#### [EXCERPT]
As such, it is held that in view of undertaking referred to above, the complainants in consumer complaint bearing no.43 of 2019 are not entitled to get any relief, towards compensation for delayed period or any other compensation for mental agony, harassment etc. however, they are at liberty to take possession of the flat in question, on making payment of remaining amount due, from the opposite parties.
There is another reason, as to why, the complainants in consumer complaint no.43 of 2019 are not entitled to any compensation. The flat in question was transferred in favour of the complainants only on 18.02.2015 and possession thereof was offered to them by the opposite parties on 14.01.2016. The question, as to what extent and for which period, the allottees in transfer cases, are entitled to get compensation for the period of delay in offering possession of the units, has been set at rest by the Hon’ble Supreme Court of India in DLF Homes Panchkula Pvt. Ltd. Vs. D.S. Dhanda, Etc. Etc. and DLF Homes Panchkula Pvt. Ltd. & Anr. Vs. Sudesh Goyal, Etc., II (2019) CPJ 117 (SC), wherein it has been held that in the cases, where the original allottee has transferred the flat, compensation @ 9 per cent per annum for the period of delay is payable to the re-allottee from the date of expiry of three years from the agreement or from the date of transfer, whichever is later Relevant part of the said order of the Hon’ble Apex Court is reproduced hereunder:
HANDING OVER DELAYED POSSESSION
“19. Thus, we find that the complainant is entitled to interest from the Appellant for not handing over possession as projected as is offered by it but it is not a case to award special punitive damages as the one of the causes for late delivery of possession was beyond the control of the Appellant. Therefore, in view of the settlement proposal submitted by the Appellant in earlier two set of appeals in respect of same project, and to settle any further controversy, the Appellant is directed as follows:
i) To send a copy of the occupation certificate to the Complainants along with offer of possession. The Appellant shall also direct the Jones Lang LaSalle – the real estate maintenance agency, engaged by the Appellant to undertake such maintenance works as is necessary on account of damage due to non-occupation of the flats after construction etc.
ii) It shall be open to the Complainants to seek the assistance of the maintenance agency to attend to the maintenance work which may arise on account of non-occupation or on account of natural vagaries.
iii) Such maintenance work shall be completed by the Appellant within two months of the offer of possession but the payment of interest at the rate of 9 per cent per annum will be for a period of two months from the date of offer of possession in all situations.

#### [RECORDED INFORMATION]

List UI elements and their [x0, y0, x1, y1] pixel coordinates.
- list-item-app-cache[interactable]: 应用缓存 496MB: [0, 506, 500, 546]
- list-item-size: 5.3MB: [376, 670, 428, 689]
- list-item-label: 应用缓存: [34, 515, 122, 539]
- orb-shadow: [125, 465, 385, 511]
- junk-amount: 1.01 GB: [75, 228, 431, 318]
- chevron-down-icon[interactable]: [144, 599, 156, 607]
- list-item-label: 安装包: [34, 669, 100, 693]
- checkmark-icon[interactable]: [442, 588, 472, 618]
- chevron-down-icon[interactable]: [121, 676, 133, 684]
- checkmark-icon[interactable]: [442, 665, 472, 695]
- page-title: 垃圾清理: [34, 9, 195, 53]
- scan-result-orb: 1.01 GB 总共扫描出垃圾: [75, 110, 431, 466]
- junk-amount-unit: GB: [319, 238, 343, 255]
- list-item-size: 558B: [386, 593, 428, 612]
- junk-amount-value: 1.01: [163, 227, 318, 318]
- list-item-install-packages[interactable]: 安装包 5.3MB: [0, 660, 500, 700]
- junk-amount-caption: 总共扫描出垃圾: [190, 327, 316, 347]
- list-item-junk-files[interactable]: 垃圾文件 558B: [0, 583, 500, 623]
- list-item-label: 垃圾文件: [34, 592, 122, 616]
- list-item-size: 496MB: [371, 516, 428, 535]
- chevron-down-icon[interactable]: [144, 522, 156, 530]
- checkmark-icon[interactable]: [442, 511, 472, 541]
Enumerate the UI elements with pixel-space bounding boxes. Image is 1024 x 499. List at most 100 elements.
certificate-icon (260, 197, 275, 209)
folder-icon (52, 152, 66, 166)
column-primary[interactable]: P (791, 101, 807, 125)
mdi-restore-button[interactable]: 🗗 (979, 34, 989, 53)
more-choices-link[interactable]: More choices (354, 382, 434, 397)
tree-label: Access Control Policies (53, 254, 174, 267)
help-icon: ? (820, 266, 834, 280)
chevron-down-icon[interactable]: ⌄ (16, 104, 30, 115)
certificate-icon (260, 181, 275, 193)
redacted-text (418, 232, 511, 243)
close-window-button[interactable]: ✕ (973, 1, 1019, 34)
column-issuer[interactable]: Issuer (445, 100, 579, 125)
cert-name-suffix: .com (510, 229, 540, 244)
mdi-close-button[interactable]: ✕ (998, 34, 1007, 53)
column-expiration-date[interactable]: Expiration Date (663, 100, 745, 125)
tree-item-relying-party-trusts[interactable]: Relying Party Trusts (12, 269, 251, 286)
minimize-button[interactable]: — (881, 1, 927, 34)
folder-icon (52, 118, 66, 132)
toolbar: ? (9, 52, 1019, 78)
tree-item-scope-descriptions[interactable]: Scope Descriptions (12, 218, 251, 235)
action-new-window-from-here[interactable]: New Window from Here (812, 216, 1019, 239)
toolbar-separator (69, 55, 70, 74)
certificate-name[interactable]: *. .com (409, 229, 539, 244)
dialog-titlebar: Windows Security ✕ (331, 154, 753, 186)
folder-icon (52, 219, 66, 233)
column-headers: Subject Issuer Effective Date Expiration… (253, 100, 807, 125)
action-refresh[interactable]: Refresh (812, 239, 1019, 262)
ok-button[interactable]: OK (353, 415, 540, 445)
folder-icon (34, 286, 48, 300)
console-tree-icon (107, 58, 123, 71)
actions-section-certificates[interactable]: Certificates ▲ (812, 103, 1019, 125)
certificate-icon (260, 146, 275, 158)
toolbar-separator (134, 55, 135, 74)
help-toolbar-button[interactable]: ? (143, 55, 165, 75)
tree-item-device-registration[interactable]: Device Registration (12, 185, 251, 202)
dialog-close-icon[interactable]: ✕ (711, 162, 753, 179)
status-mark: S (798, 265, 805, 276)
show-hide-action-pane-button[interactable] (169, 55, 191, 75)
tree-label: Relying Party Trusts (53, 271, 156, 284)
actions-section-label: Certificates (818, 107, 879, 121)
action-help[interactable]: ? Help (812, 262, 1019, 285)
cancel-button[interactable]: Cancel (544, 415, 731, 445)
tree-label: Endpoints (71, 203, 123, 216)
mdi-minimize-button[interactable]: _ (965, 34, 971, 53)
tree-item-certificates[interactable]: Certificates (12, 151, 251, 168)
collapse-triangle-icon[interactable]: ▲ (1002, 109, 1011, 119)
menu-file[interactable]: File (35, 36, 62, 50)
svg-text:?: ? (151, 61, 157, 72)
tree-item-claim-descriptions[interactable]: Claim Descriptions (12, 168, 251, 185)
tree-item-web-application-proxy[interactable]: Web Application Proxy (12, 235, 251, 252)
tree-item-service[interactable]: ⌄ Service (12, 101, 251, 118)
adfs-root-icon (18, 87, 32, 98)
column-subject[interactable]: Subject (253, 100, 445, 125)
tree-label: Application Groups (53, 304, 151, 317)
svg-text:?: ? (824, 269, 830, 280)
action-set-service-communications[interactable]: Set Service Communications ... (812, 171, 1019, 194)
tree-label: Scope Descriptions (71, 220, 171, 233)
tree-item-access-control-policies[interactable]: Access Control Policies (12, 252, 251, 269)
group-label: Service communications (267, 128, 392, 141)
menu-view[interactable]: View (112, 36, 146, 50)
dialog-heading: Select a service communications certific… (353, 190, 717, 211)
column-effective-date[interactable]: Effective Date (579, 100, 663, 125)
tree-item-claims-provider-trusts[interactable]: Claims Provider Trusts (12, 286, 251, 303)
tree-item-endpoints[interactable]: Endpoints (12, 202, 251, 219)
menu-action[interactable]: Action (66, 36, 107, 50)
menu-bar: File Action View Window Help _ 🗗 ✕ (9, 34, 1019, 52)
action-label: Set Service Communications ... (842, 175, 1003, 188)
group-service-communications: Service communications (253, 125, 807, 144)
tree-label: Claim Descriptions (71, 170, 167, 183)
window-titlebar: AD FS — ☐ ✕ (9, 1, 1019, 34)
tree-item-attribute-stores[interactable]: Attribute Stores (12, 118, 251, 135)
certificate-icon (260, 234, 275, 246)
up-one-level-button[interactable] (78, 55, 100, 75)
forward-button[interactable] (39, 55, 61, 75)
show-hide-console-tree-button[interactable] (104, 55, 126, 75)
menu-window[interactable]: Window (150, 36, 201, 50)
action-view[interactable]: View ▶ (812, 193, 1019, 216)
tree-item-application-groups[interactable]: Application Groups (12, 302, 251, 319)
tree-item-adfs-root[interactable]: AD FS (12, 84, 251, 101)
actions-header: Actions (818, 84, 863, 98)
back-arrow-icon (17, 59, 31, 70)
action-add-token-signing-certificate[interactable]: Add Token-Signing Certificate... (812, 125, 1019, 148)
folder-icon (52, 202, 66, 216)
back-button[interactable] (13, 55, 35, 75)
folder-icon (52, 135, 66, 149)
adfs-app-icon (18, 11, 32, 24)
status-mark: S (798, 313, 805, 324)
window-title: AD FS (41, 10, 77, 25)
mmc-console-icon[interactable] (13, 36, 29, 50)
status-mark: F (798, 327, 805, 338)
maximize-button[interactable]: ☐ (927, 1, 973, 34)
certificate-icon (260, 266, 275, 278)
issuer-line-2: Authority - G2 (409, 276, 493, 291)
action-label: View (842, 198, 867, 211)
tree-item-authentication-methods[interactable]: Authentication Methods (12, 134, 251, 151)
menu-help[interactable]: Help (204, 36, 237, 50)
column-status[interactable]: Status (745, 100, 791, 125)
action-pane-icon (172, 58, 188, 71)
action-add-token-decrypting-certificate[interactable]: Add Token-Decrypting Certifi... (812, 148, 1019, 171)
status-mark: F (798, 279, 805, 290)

#### [SHORT TASK A]
Which distinct parties are named by name in the two case titles that the judgment excerpt cites?
#### [SHORT TASK B]
Can you reproduce the stretch of the judgment excerpt from "ii) It shall" through "in all situations.", word for word?
Answer from the judgment excerpt alone, not the listing.

#### [EXPECTED OUTPUT A]
DLF Homes Panchkula Pvt. Ltd., D.S. Dhanda, Sudesh Goyal

#### [EXPECTED OUTPUT B]
ii) It shall be open to the Complainants to seek the assistance of the maintenance agency to attend to the maintenance work which may arise on account of non-occupation or on account of natural vagaries.
iii) Such maintenance work shall be completed by the Appellant within two months of the offer of possession but the payment of interest at the rate of 9 per cent per annum will be for a period of two months from the date of offer of possession in all situations.